### PROBLEM TO WORK ON
Omit the pictures and return every entry exactly as written.

### GIVEN DATA
begin

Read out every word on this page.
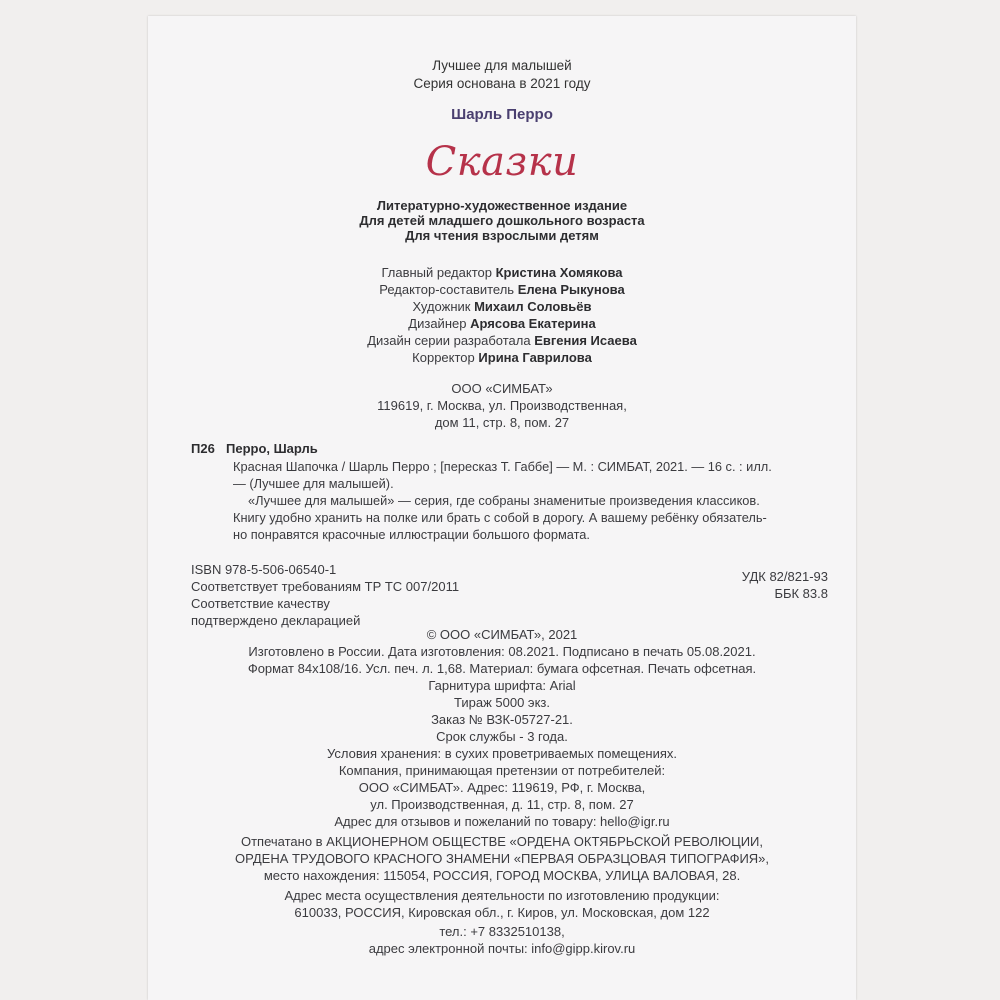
Лучшее для малышей
Серия основана в 2021 году
Шарль Перро
Сказки
Литературно-художественное издание
Для детей младшего дошкольного возраста
Для чтения взрослыми детям
Главный редактор Кристина Хомякова
Редактор-составитель Елена Рыкунова
Художник Михаил Соловьёв
Дизайнер Арясова Екатерина
Дизайн серии разработала Евгения Исаева
Корректор Ирина Гаврилова
ООО «СИМБАТ»
119619, г. Москва, ул. Производственная,
дом 11, стр. 8, пом. 27
П26 Перро, Шарль
Красная Шапочка / Шарль Перро ; [пересказ Т. Габбе] — М. : СИМБАТ, 2021. — 16 с. : илл.
— (Лучшее для малышей).
«Лучшее для малышей» — серия, где собраны знаменитые произведения классиков.
Книгу удобно хранить на полке или брать с собой в дорогу. А вашему ребёнку обязатель-
но понравятся красочные иллюстрации большого формата.
ISBN 978-5-506-06540-1
Соответствует требованиям ТР ТС 007/2011
Соответствие качеству
подтверждено декларацией
УДК 82/821-93
ББК 83.8
© ООО «СИМБАТ», 2021
Изготовлено в России. Дата изготовления: 08.2021. Подписано в печать 05.08.2021.
Формат 84х108/16. Усл. печ. л. 1,68. Материал: бумага офсетная. Печать офсетная.
Гарнитура шрифта: Arial
Тираж 5000 экз.
Заказ № ВЗК-05727-21.
Срок службы - 3 года.
Условия хранения: в сухих проветриваемых помещениях.
Компания, принимающая претензии от потребителей:
ООО «СИМБАТ». Адрес: 119619, РФ, г. Москва,
ул. Производственная, д. 11, стр. 8, пом. 27
Адрес для отзывов и пожеланий по товару: hello@igr.ru
Отпечатано в АКЦИОНЕРНОМ ОБЩЕСТВЕ «ОРДЕНА ОКТЯБРЬСКОЙ РЕВОЛЮЦИИ,
ОРДЕНА ТРУДОВОГО КРАСНОГО ЗНАМЕНИ «ПЕРВАЯ ОБРАЗЦОВАЯ ТИПОГРАФИЯ»,
место нахождения: 115054, РОССИЯ, ГОРОД МОСКВА, УЛИЦА ВАЛОВАЯ, 28.
Адрес места осуществления деятельности по изготовлению продукции:
610033, РОССИЯ, Кировская обл., г. Киров, ул. Московская, дом 122
тел.: +7 8332510138,
адрес электронной почты: info@gipp.kirov.ru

end

### THE RESULT
Read out every word on this page.
Лучшее для малышей
Серия основана в 2021 году
Шарль Перро
Сказки
Литературно-художественное издание
Для детей младшего дошкольного возраста
Для чтения взрослыми детям
Главный редактор Кристина Хомякова
Редактор-составитель Елена Рыкунова
Художник Михаил Соловьёв
Дизайнер Арясова Екатерина
Дизайн серии разработала Евгения Исаева
Корректор Ирина Гаврилова
ООО «СИМБАТ»
119619, г. Москва, ул. Производственная,
дом 11, стр. 8, пом. 27
П26 Перро, Шарль
Красная Шапочка / Шарль Перро ; [пересказ Т. Габбе] — М. : СИМБАТ, 2021. — 16 с. : илл.
— (Лучшее для малышей).
«Лучшее для малышей» — серия, где собраны знаменитые произведения классиков.
Книгу удобно хранить на полке или брать с собой в дорогу. А вашему ребёнку обязатель-
но понравятся красочные иллюстрации большого формата.
ISBN 978-5-506-06540-1
Соответствует требованиям ТР ТС 007/2011
Соответствие качеству
подтверждено декларацией
УДК 82/821-93
ББК 83.8
© ООО «СИМБАТ», 2021
Изготовлено в России. Дата изготовления: 08.2021. Подписано в печать 05.08.2021.
Формат 84х108/16. Усл. печ. л. 1,68. Материал: бумага офсетная. Печать офсетная.
Гарнитура шрифта: Arial
Тираж 5000 экз.
Заказ № ВЗК-05727-21.
Срок службы - 3 года.
Условия хранения: в сухих проветриваемых помещениях.
Компания, принимающая претензии от потребителей:
ООО «СИМБАТ». Адрес: 119619, РФ, г. Москва,
ул. Производственная, д. 11, стр. 8, пом. 27
Адрес для отзывов и пожеланий по товару: hello@igr.ru
Отпечатано в АКЦИОНЕРНОМ ОБЩЕСТВЕ «ОРДЕНА ОКТЯБРЬСКОЙ РЕВОЛЮЦИИ,
ОРДЕНА ТРУДОВОГО КРАСНОГО ЗНАМЕНИ «ПЕРВАЯ ОБРАЗЦОВАЯ ТИПОГРАФИЯ»,
место нахождения: 115054, РОССИЯ, ГОРОД МОСКВА, УЛИЦА ВАЛОВАЯ, 28.
Адрес места осуществления деятельности по изготовлению продукции:
610033, РОССИЯ, Кировская обл., г. Киров, ул. Московская, дом 122
тел.: +7 8332510138,
адрес электронной почты: info@gipp.kirov.ru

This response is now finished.